◆ **PROBLEM**:
Exact reproduction is required for all entries.

◆ **RECORDS SUPPLIED**:
========================

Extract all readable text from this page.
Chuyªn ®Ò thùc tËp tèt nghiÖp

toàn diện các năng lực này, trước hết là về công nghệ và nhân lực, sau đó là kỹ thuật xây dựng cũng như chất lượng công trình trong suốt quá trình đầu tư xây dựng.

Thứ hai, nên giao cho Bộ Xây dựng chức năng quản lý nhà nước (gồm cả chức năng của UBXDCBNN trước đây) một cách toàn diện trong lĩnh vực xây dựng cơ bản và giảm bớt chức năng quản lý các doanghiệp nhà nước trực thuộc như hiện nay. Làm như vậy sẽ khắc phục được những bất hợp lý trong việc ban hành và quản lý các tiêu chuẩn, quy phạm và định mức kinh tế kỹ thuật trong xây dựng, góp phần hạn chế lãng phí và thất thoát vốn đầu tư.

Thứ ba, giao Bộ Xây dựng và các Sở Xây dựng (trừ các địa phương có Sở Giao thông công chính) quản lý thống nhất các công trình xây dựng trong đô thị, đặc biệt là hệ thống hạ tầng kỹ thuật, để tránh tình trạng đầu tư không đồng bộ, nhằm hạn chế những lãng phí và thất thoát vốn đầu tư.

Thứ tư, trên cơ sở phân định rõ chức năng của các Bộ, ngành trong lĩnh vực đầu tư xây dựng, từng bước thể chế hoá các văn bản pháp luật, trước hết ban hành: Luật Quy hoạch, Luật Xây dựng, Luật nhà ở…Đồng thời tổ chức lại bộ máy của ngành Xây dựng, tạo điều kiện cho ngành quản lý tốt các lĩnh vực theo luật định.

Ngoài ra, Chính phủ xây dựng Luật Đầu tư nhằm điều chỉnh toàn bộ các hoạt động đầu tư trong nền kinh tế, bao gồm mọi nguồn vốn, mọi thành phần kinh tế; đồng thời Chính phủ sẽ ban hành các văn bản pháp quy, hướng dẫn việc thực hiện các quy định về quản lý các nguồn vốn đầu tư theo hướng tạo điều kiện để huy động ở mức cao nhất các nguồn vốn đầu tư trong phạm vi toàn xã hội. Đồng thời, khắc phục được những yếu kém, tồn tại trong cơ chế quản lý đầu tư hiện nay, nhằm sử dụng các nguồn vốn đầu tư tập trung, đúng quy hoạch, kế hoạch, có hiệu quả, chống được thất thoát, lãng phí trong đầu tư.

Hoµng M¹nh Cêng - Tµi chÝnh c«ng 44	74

========================

◆ **FINISHED TASK**:
Extract all readable text from this page.
Chuyªn ®Ò thùc tËp tèt nghiÖp

toàn diện các năng lực này, trước hết là về công nghệ và nhân lực, sau đó là kỹ thuật xây dựng cũng như chất lượng công trình trong suốt quá trình đầu tư xây dựng.

Thứ hai, nên giao cho Bộ Xây dựng chức năng quản lý nhà nước (gồm cả chức năng của UBXDCBNN trước đây) một cách toàn diện trong lĩnh vực xây dựng cơ bản và giảm bớt chức năng quản lý các doanghiệp nhà nước trực thuộc như hiện nay. Làm như vậy sẽ khắc phục được những bất hợp lý trong việc ban hành và quản lý các tiêu chuẩn, quy phạm và định mức kinh tế kỹ thuật trong xây dựng, góp phần hạn chế lãng phí và thất thoát vốn đầu tư.

Thứ ba, giao Bộ Xây dựng và các Sở Xây dựng (trừ các địa phương có Sở Giao thông công chính) quản lý thống nhất các công trình xây dựng trong đô thị, đặc biệt là hệ thống hạ tầng kỹ thuật, để tránh tình trạng đầu tư không đồng bộ, nhằm hạn chế những lãng phí và thất thoát vốn đầu tư.

Thứ tư, trên cơ sở phân định rõ chức năng của các Bộ, ngành trong lĩnh vực đầu tư xây dựng, từng bước thể chế hoá các văn bản pháp luật, trước hết ban hành: Luật Quy hoạch, Luật Xây dựng, Luật nhà ở…Đồng thời tổ chức lại bộ máy của ngành Xây dựng, tạo điều kiện cho ngành quản lý tốt các lĩnh vực theo luật định.

Ngoài ra, Chính phủ xây dựng Luật Đầu tư nhằm điều chỉnh toàn bộ các hoạt động đầu tư trong nền kinh tế, bao gồm mọi nguồn vốn, mọi thành phần kinh tế; đồng thời Chính phủ sẽ ban hành các văn bản pháp quy, hướng dẫn việc thực hiện các quy định về quản lý các nguồn vốn đầu tư theo hướng tạo điều kiện để huy động ở mức cao nhất các nguồn vốn đầu tư trong phạm vi toàn xã hội. Đồng thời, khắc phục được những yếu kém, tồn tại trong cơ chế quản lý đầu tư hiện nay, nhằm sử dụng các nguồn vốn đầu tư tập trung, đúng quy hoạch, kế hoạch, có hiệu quả, chống được thất thoát, lãng phí trong đầu tư.

Hoµng M¹nh Cêng - Tµi chÝnh c«ng 44	74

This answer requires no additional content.